REQUIRED TASK
Each entry below should be echoed exactly, with pictures omitted.
= = =
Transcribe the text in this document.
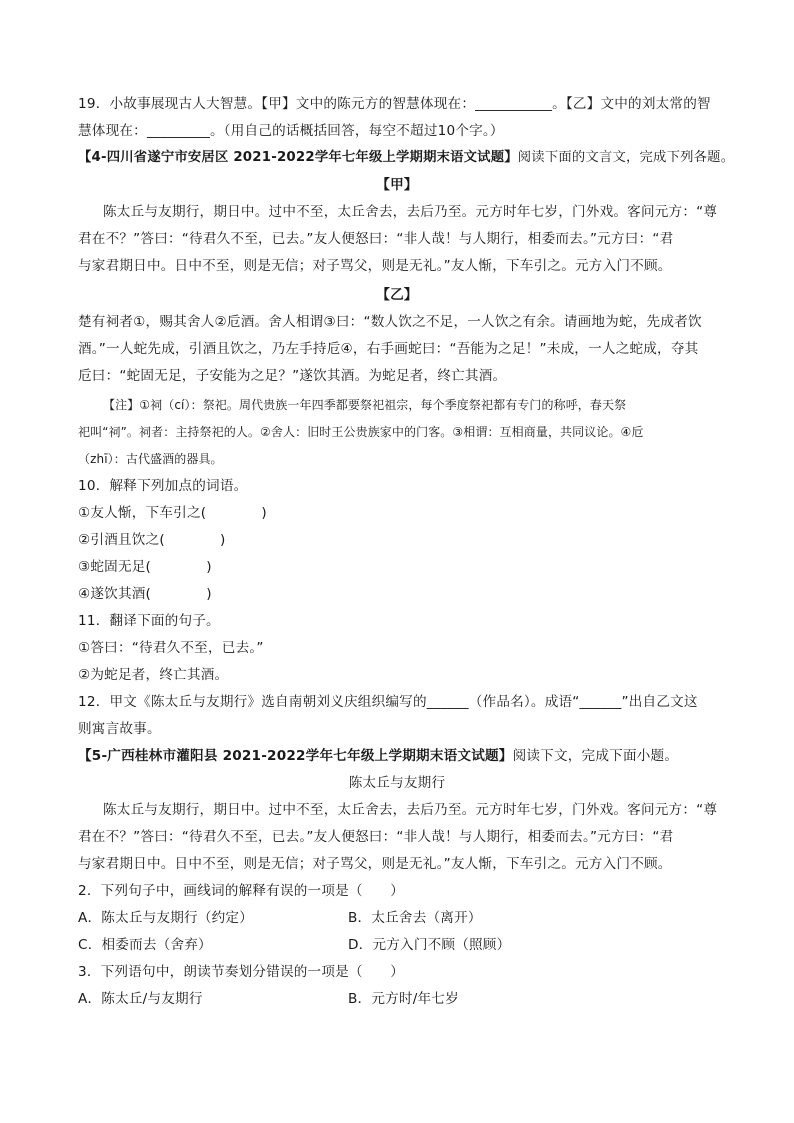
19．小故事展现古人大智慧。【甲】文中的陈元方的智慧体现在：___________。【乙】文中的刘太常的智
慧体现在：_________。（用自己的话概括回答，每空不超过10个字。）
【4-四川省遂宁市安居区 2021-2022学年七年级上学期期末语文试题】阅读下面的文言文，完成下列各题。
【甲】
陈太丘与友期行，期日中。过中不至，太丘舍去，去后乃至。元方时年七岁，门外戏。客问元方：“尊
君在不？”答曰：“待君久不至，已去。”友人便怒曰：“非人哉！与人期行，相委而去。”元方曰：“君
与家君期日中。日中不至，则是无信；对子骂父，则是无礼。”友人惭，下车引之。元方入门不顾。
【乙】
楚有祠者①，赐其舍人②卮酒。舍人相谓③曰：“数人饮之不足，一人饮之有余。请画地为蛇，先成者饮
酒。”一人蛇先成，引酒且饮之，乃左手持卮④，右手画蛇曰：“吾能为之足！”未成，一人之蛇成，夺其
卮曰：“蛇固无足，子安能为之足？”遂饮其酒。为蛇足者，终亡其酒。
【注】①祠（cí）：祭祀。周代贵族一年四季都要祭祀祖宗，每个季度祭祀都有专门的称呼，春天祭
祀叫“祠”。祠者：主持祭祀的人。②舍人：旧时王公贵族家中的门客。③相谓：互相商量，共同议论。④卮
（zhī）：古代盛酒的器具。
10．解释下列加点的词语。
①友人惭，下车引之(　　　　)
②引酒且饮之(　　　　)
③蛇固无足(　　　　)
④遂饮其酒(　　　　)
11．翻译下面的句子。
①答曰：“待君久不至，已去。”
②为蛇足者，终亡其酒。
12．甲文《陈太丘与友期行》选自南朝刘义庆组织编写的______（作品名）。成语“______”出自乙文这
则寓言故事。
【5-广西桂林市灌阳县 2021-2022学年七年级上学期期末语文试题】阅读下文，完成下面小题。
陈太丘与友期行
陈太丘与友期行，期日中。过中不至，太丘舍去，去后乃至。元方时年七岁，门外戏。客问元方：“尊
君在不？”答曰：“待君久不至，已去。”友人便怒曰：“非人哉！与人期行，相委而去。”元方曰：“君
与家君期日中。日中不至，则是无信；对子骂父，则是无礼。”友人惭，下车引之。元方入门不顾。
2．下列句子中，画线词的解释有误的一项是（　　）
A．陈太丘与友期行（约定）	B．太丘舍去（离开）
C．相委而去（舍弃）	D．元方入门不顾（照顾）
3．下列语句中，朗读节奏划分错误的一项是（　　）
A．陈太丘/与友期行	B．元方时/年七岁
= = =
TASK RESULT
Transcribe the text in this document.
19．小故事展现古人大智慧。【甲】文中的陈元方的智慧体现在：___________。【乙】文中的刘太常的智
慧体现在：_________。（用自己的话概括回答，每空不超过10个字。）
【4-四川省遂宁市安居区 2021-2022学年七年级上学期期末语文试题】阅读下面的文言文，完成下列各题。
【甲】
陈太丘与友期行，期日中。过中不至，太丘舍去，去后乃至。元方时年七岁，门外戏。客问元方：“尊
君在不？”答曰：“待君久不至，已去。”友人便怒曰：“非人哉！与人期行，相委而去。”元方曰：“君
与家君期日中。日中不至，则是无信；对子骂父，则是无礼。”友人惭，下车引之。元方入门不顾。
【乙】
楚有祠者①，赐其舍人②卮酒。舍人相谓③曰：“数人饮之不足，一人饮之有余。请画地为蛇，先成者饮
酒。”一人蛇先成，引酒且饮之，乃左手持卮④，右手画蛇曰：“吾能为之足！”未成，一人之蛇成，夺其
卮曰：“蛇固无足，子安能为之足？”遂饮其酒。为蛇足者，终亡其酒。
【注】①祠（cí）：祭祀。周代贵族一年四季都要祭祀祖宗，每个季度祭祀都有专门的称呼，春天祭
祀叫“祠”。祠者：主持祭祀的人。②舍人：旧时王公贵族家中的门客。③相谓：互相商量，共同议论。④卮
（zhī）：古代盛酒的器具。
10．解释下列加点的词语。
①友人惭，下车引之(　　　　)
②引酒且饮之(　　　　)
③蛇固无足(　　　　)
④遂饮其酒(　　　　)
11．翻译下面的句子。
①答曰：“待君久不至，已去。”
②为蛇足者，终亡其酒。
12．甲文《陈太丘与友期行》选自南朝刘义庆组织编写的______（作品名）。成语“______”出自乙文这
则寓言故事。
【5-广西桂林市灌阳县 2021-2022学年七年级上学期期末语文试题】阅读下文，完成下面小题。
陈太丘与友期行
陈太丘与友期行，期日中。过中不至，太丘舍去，去后乃至。元方时年七岁，门外戏。客问元方：“尊
君在不？”答曰：“待君久不至，已去。”友人便怒曰：“非人哉！与人期行，相委而去。”元方曰：“君
与家君期日中。日中不至，则是无信；对子骂父，则是无礼。”友人惭，下车引之。元方入门不顾。
2．下列句子中，画线词的解释有误的一项是（　　）
A．陈太丘与友期行（约定）	B．太丘舍去（离开）
C．相委而去（舍弃）	D．元方入门不顾（照顾）
3．下列语句中，朗读节奏划分错误的一项是（　　）
A．陈太丘/与友期行	B．元方时/年七岁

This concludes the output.